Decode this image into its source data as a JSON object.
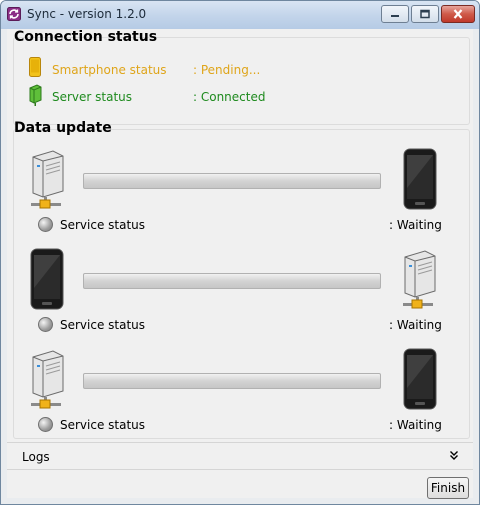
{
  "window": {
    "title": "Sync - version 1.2.0"
  },
  "connection": {
    "heading": "Connection status",
    "items": [
      {
        "label": "Smartphone status",
        "value": ": Pending...",
        "state": "pending",
        "icon": "smartphone-icon"
      },
      {
        "label": "Server status",
        "value": ": Connected",
        "state": "connected",
        "icon": "server-green-icon"
      }
    ]
  },
  "update": {
    "heading": "Data update",
    "rows": [
      {
        "left_icon": "server-icon",
        "right_icon": "phone-icon",
        "progress": 0,
        "service_label": "Service status",
        "status": ": Waiting"
      },
      {
        "left_icon": "phone-icon",
        "right_icon": "server-icon",
        "progress": 0,
        "service_label": "Service status",
        "status": ": Waiting"
      },
      {
        "left_icon": "server-icon",
        "right_icon": "phone-icon",
        "progress": 0,
        "service_label": "Service status",
        "status": ": Waiting"
      }
    ]
  },
  "logs": {
    "label": "Logs",
    "toggle_icon": "double-chevron-down-icon"
  },
  "footer": {
    "finish_label": "Finish"
  },
  "colors": {
    "pending": "#dfa51a",
    "connected": "#1e8a1e"
  }
}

════════════════════

### SET TASK
The pictures should not be reproduced; quote all of the other material exactly.

### FULL RESPONSE
Decode this image into its source data as a JSON object.
{
  "window": {
    "title": "Sync - version 1.2.0"
  },
  "connection": {
    "heading": "Connection status",
    "items": [
      {
        "label": "Smartphone status",
        "value": ": Pending...",
        "state": "pending",
        "icon": "smartphone-icon"
      },
      {
        "label": "Server status",
        "value": ": Connected",
        "state": "connected",
        "icon": "server-green-icon"
      }
    ]
  },
  "update": {
    "heading": "Data update",
    "rows": [
      {
        "left_icon": "server-icon",
        "right_icon": "phone-icon",
        "progress": 0,
        "service_label": "Service status",
        "status": ": Waiting"
      },
      {
        "left_icon": "phone-icon",
        "right_icon": "server-icon",
        "progress": 0,
        "service_label": "Service status",
        "status": ": Waiting"
      },
      {
        "left_icon": "server-icon",
        "right_icon": "phone-icon",
        "progress": 0,
        "service_label": "Service status",
        "status": ": Waiting"
      }
    ]
  },
  "logs": {
    "label": "Logs",
    "toggle_icon": "double-chevron-down-icon"
  },
  "footer": {
    "finish_label": "Finish"
  },
  "colors": {
    "pending": "#dfa51a",
    "connected": "#1e8a1e"
  }
}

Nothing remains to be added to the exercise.